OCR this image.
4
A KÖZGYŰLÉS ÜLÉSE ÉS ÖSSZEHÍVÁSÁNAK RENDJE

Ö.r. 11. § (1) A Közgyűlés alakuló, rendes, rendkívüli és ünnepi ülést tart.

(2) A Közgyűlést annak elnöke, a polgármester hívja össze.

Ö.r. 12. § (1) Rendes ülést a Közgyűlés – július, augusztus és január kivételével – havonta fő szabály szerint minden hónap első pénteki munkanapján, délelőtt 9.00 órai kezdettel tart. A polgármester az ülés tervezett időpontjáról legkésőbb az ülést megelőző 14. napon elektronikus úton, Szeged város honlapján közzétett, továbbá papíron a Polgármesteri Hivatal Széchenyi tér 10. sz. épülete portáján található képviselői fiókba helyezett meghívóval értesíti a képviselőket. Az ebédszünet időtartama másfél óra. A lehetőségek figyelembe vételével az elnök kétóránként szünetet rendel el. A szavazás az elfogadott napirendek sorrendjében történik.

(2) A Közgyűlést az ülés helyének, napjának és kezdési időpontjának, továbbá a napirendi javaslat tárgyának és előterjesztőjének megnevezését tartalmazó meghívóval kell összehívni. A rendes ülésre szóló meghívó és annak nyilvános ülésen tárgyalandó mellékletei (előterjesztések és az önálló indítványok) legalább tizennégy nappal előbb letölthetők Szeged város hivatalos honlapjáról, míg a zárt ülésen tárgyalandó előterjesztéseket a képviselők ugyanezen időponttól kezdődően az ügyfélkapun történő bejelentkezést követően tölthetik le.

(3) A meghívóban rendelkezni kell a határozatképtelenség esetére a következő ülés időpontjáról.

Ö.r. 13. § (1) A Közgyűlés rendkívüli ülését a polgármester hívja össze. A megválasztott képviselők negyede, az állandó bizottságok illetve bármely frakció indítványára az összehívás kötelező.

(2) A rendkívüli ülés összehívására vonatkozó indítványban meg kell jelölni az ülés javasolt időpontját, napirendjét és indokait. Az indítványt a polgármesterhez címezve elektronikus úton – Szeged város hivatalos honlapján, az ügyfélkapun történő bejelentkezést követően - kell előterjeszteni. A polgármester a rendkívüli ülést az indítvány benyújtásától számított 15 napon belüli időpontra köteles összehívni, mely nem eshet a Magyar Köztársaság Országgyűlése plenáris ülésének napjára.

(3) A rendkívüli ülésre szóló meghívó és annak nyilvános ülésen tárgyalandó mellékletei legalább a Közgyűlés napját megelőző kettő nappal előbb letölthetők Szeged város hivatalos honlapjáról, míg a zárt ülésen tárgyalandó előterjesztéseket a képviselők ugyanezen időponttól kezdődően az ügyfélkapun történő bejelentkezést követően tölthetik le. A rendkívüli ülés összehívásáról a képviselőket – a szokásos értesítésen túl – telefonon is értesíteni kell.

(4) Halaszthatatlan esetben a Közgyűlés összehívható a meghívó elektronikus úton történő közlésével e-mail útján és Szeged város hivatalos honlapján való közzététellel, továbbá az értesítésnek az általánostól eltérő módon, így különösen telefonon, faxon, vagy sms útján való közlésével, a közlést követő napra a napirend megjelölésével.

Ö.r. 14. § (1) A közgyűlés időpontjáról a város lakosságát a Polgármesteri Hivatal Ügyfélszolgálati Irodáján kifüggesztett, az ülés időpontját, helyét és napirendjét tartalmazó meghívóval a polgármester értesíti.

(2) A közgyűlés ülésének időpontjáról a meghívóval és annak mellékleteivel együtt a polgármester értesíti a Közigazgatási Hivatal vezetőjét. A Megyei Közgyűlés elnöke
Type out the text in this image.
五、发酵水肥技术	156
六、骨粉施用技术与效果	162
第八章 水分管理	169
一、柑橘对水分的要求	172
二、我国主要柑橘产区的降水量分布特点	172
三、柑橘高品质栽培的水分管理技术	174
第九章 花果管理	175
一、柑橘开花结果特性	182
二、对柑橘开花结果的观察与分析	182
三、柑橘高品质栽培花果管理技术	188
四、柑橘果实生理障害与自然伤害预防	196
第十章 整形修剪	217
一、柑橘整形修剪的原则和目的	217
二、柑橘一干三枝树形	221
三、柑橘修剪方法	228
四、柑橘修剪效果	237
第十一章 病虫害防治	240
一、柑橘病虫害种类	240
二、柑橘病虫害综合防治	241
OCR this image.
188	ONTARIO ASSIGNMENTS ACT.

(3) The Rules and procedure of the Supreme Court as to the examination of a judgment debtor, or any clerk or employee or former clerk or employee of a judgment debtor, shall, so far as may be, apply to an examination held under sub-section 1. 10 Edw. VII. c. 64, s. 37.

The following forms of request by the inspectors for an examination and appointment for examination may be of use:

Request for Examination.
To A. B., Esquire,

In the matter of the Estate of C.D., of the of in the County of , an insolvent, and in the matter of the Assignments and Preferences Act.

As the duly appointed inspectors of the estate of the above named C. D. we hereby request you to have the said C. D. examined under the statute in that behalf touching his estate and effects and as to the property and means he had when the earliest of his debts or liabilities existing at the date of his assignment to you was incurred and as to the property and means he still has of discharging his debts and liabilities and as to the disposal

============

## The task:
In the entries above, identify each line that includes the string "nappal", then copy it.

## Complete output:
(2) A Közgyűlést az ülés helyének, napjának és kezdési időpontjának, továbbá a napirendi javaslat tárgyának és előterjesztőjének megnevezését tartalmazó meghívóval kell összehívni. A rendes ülésre szóló meghívó és annak nyilvános ülésen tárgyalandó mellékletei (előterjesztések és az önálló indítványok) legalább tizennégy nappal előbb letölthetők Szeged város hivatalos honlapjáról, míg a zárt ülésen tárgyalandó előterjesztéseket a képviselők ugyanezen időponttól kezdődően az ügyfélkapun történő bejelentkezést követően tölthetik le.
(3) A rendkívüli ülésre szóló meghívó és annak nyilvános ülésen tárgyalandó mellékletei legalább a Közgyűlés napját megelőző kettő nappal előbb letölthetők Szeged város hivatalos honlapjáról, míg a zárt ülésen tárgyalandó előterjesztéseket a képviselők ugyanezen időponttól kezdődően az ügyfélkapun történő bejelentkezést követően tölthetik le. A rendkívüli ülés összehívásáról a képviselőket – a szokásos értesítésen túl – telefonon is értesíteni kell.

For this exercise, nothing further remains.